▸ Data for this exercise:
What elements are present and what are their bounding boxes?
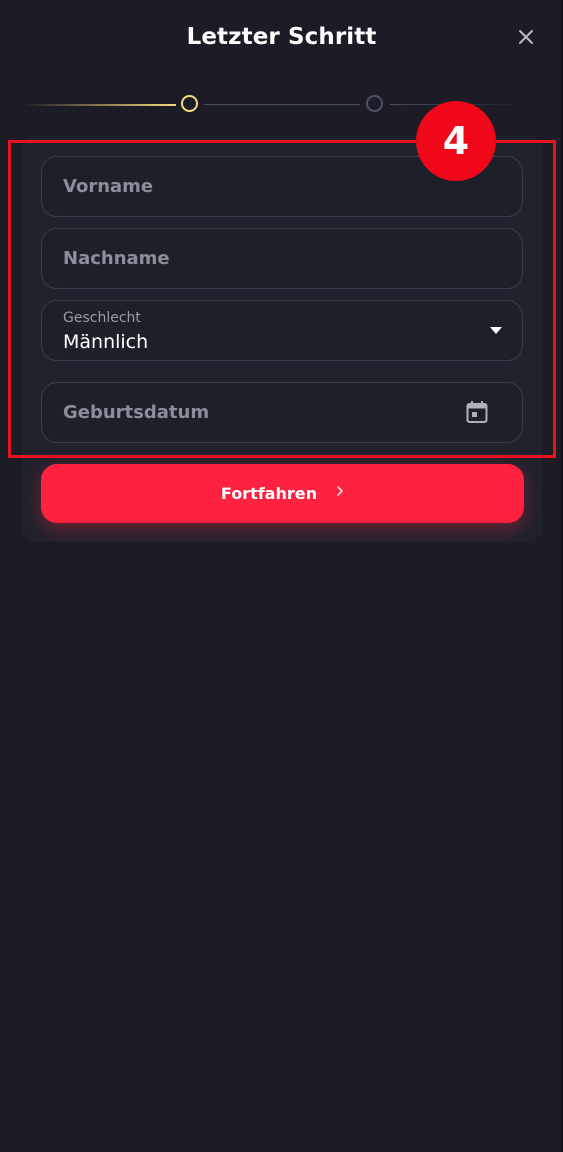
- continue-label: Fortfahren: [220, 484, 317, 503]
- step-number-badge: 4: [416, 101, 496, 181]
- close-button[interactable]: [515, 26, 537, 48]
- chevron-right-icon: [337, 486, 343, 496]
- close-icon: [519, 30, 533, 44]
- step-line-completed: [24, 104, 176, 106]
- step-line-pending: [204, 104, 360, 105]
- continue-button[interactable]: Fortfahren: [41, 464, 524, 523]
- modal-header: Letzter Schritt: [0, 0, 563, 80]
- modal-title: Letzter Schritt: [186, 24, 377, 50]
- step-1-indicator: [181, 95, 198, 112]
- step-2-indicator: [366, 95, 383, 112]
- highlight-box: [8, 140, 556, 458]
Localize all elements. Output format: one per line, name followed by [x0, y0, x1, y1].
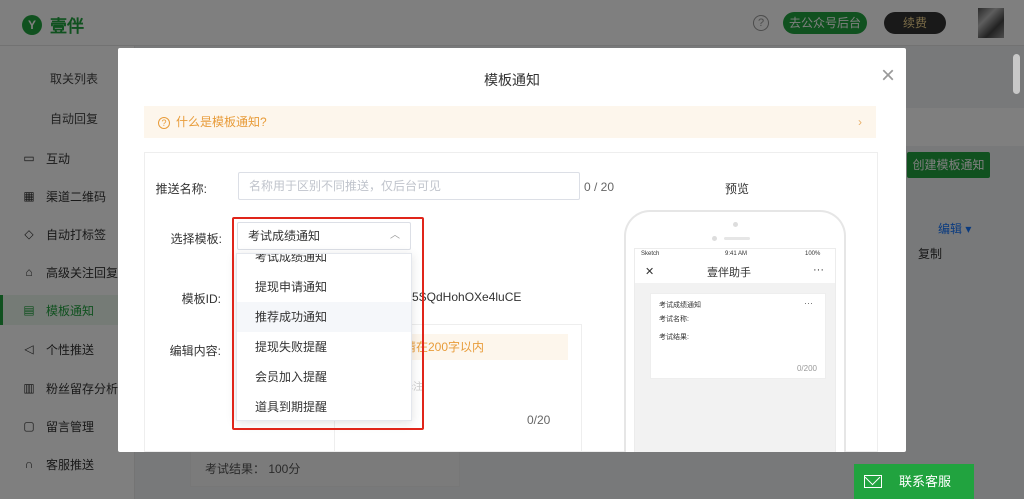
more-icon: ···: [804, 298, 813, 308]
edit-content-label: 编辑内容:: [169, 344, 221, 358]
close-icon: ✕: [645, 266, 655, 278]
more-icon: ···: [813, 264, 824, 276]
editor-counter: 0/20: [527, 413, 551, 427]
chevron-right-icon: ›: [858, 115, 862, 129]
push-name-counter: 0 / 20: [584, 180, 615, 194]
page-scrollbar[interactable]: [1009, 46, 1024, 499]
phone-sensor: [733, 222, 738, 227]
contact-service-button[interactable]: 联系客服: [854, 464, 974, 499]
select-template-label: 选择模板:: [170, 232, 222, 246]
battery-label: 100%: [805, 251, 821, 257]
push-name-input[interactable]: 名称用于区别不同推送，仅后台可见: [238, 172, 580, 200]
template-message-card: 考试成绩通知 ··· 考试名称: 考试结果: 0/200: [650, 293, 826, 379]
push-name-label: 推送名称:: [155, 182, 207, 196]
close-icon[interactable]: ×: [878, 64, 898, 88]
content-hint: 请在200字以内: [404, 334, 568, 360]
chat-nav-bar: ✕ 壹伴助手 ···: [635, 261, 835, 283]
template-id-label: 模板ID:: [181, 292, 221, 306]
status-bar: Sketch 9:41 AM 100%: [635, 249, 835, 261]
phone-camera: [712, 236, 717, 241]
message-title: 考试成绩通知: [659, 302, 701, 309]
chat-title: 壹伴助手: [707, 267, 751, 279]
what-is-template-tip[interactable]: ? 什么是模板通知? ›: [144, 106, 876, 138]
preview-label: 预览: [725, 182, 750, 196]
template-id-value: 5SQdHohOXe4luCE: [412, 290, 522, 304]
tip-text: 什么是模板通知?: [176, 115, 267, 129]
mail-icon: [864, 475, 882, 488]
phone-speaker: [724, 237, 750, 240]
scrollbar-thumb[interactable]: [1013, 54, 1020, 94]
status-time: 9:41 AM: [725, 251, 748, 257]
message-field: 考试名称:: [659, 316, 689, 323]
phone-preview: Sketch 9:41 AM 100% ✕ 壹伴助手 ··· 考试成绩通知 ··…: [624, 210, 846, 452]
phone-screen: Sketch 9:41 AM 100% ✕ 壹伴助手 ··· 考试成绩通知 ··…: [634, 248, 836, 452]
carrier-label: Sketch: [641, 251, 660, 257]
dialog-title: 模板通知: [484, 72, 540, 88]
message-counter: 0/200: [796, 364, 817, 373]
highlight-annotation: [232, 217, 424, 430]
contact-service-label: 联系客服: [899, 474, 952, 489]
message-field: 考试结果:: [659, 334, 689, 341]
question-icon: ?: [158, 117, 170, 129]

▸ Request:
Rewrite the entire listing with every occurrence of "close-icon" renamed to "dismiss-icon" and all other text unchanged, omitting the pictures.

▸ Problem solution:
What elements are present and what are their bounding boxes?
- continue-label: Fortfahren: [220, 484, 317, 503]
- step-number-badge: 4: [416, 101, 496, 181]
- close-button[interactable]: [515, 26, 537, 48]
- chevron-right-icon: [337, 486, 343, 496]
- dismiss-icon: [519, 30, 533, 44]
- step-line-completed: [24, 104, 176, 106]
- step-line-pending: [204, 104, 360, 105]
- continue-button[interactable]: Fortfahren: [41, 464, 524, 523]
- modal-header: Letzter Schritt: [0, 0, 563, 80]
- modal-title: Letzter Schritt: [186, 24, 377, 50]
- step-1-indicator: [181, 95, 198, 112]
- step-2-indicator: [366, 95, 383, 112]
- highlight-box: [8, 140, 556, 458]
Localize all elements. Output format: one per line, name followed by [x0, y0, x1, y1].
more-icon: ···: [804, 298, 813, 308]
edit-content-label: 编辑内容:: [169, 344, 221, 358]
dismiss-icon: ✕: [645, 266, 655, 278]
more-icon: ···: [813, 264, 824, 276]
editor-counter: 0/20: [527, 413, 551, 427]
chevron-right-icon: ›: [858, 115, 862, 129]
push-name-counter: 0 / 20: [584, 180, 615, 194]
page-scrollbar[interactable]: [1009, 46, 1024, 499]
phone-sensor: [733, 222, 738, 227]
contact-service-button[interactable]: 联系客服: [854, 464, 974, 499]
select-template-label: 选择模板:: [170, 232, 222, 246]
battery-label: 100%: [805, 251, 821, 257]
push-name-input[interactable]: 名称用于区别不同推送，仅后台可见: [238, 172, 580, 200]
template-message-card: 考试成绩通知 ··· 考试名称: 考试结果: 0/200: [650, 293, 826, 379]
push-name-label: 推送名称:: [155, 182, 207, 196]
dismiss-icon[interactable]: ×: [878, 64, 898, 88]
content-hint: 请在200字以内: [404, 334, 568, 360]
chat-nav-bar: ✕ 壹伴助手 ···: [635, 261, 835, 283]
template-id-label: 模板ID:: [181, 292, 221, 306]
status-bar: Sketch 9:41 AM 100%: [635, 249, 835, 261]
phone-camera: [712, 236, 717, 241]
message-title: 考试成绩通知: [659, 302, 701, 309]
chat-title: 壹伴助手: [707, 267, 751, 279]
what-is-template-tip[interactable]: ? 什么是模板通知? ›: [144, 106, 876, 138]
preview-label: 预览: [725, 182, 750, 196]
template-id-value: 5SQdHohOXe4luCE: [412, 290, 522, 304]
tip-text: 什么是模板通知?: [176, 115, 267, 129]
mail-icon: [864, 475, 882, 488]
phone-speaker: [724, 237, 750, 240]
scrollbar-thumb[interactable]: [1013, 54, 1020, 94]
status-time: 9:41 AM: [725, 251, 748, 257]
message-field: 考试名称:: [659, 316, 689, 323]
phone-preview: Sketch 9:41 AM 100% ✕ 壹伴助手 ··· 考试成绩通知 ··…: [624, 210, 846, 452]
phone-screen: Sketch 9:41 AM 100% ✕ 壹伴助手 ··· 考试成绩通知 ··…: [634, 248, 836, 452]
carrier-label: Sketch: [641, 251, 660, 257]
dialog-title: 模板通知: [484, 72, 540, 88]
message-counter: 0/200: [796, 364, 817, 373]
highlight-annotation: [232, 217, 424, 430]
contact-service-label: 联系客服: [899, 474, 952, 489]
message-field: 考试结果:: [659, 334, 689, 341]
question-icon: ?: [158, 117, 170, 129]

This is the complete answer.